*Job*: Look through the data and write out every line with the word "object" in it.

-------------------------

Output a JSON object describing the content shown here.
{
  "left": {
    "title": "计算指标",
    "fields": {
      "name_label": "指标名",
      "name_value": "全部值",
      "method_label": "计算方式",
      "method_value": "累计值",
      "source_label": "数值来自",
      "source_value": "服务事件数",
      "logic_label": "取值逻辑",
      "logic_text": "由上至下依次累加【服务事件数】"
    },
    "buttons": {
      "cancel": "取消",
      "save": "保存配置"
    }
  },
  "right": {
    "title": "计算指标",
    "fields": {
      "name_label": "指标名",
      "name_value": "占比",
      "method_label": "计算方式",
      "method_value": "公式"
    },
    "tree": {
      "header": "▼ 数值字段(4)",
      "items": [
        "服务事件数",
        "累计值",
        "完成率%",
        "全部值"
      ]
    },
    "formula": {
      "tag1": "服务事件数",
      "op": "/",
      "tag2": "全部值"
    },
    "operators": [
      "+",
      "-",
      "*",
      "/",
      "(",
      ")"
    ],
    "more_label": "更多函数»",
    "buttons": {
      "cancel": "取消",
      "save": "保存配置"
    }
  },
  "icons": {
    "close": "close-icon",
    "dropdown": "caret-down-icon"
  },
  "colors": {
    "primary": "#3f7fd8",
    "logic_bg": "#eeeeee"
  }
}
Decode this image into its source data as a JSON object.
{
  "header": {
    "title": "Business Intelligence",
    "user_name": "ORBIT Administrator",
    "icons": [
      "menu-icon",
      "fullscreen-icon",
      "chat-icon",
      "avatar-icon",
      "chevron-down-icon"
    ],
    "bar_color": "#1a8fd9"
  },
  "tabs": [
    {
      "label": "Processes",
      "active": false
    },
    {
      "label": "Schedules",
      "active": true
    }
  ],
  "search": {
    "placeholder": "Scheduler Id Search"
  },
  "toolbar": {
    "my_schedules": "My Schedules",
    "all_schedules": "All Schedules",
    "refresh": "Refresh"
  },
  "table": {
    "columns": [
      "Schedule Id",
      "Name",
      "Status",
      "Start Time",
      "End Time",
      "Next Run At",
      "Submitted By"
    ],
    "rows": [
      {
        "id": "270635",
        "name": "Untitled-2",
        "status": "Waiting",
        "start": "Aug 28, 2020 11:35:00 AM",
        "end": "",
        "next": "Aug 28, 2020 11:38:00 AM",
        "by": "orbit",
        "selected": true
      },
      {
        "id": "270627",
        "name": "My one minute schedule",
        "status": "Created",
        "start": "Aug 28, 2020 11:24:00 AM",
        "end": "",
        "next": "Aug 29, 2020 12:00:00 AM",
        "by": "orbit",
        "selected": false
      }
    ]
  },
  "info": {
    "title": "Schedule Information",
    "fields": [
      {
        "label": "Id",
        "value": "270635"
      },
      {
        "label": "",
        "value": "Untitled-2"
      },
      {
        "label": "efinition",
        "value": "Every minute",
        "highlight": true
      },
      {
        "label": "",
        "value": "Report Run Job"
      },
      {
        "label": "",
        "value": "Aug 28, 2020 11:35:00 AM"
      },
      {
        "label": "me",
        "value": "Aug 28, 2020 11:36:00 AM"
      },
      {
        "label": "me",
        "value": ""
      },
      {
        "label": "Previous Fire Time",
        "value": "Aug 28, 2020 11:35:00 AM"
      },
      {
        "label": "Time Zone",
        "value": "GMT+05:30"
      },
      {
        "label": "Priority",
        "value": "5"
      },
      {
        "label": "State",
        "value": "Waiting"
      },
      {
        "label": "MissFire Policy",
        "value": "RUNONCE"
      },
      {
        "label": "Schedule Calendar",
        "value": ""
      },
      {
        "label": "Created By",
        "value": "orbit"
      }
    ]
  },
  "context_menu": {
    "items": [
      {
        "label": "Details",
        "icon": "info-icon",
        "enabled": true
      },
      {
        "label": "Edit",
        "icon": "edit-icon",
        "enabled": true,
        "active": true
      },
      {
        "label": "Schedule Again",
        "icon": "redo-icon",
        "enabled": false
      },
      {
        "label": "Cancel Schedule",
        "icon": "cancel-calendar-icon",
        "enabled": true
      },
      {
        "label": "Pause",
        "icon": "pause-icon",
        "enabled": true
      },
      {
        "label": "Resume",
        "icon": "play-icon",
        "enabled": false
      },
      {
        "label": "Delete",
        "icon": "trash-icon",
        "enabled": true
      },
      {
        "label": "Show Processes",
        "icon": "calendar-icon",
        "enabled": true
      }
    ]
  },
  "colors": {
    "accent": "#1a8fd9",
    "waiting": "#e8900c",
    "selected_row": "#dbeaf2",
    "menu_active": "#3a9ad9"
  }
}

-------------------------

*Final answer*:
Output a JSON object describing the content shown here.
Decode this image into its source data as a JSON object.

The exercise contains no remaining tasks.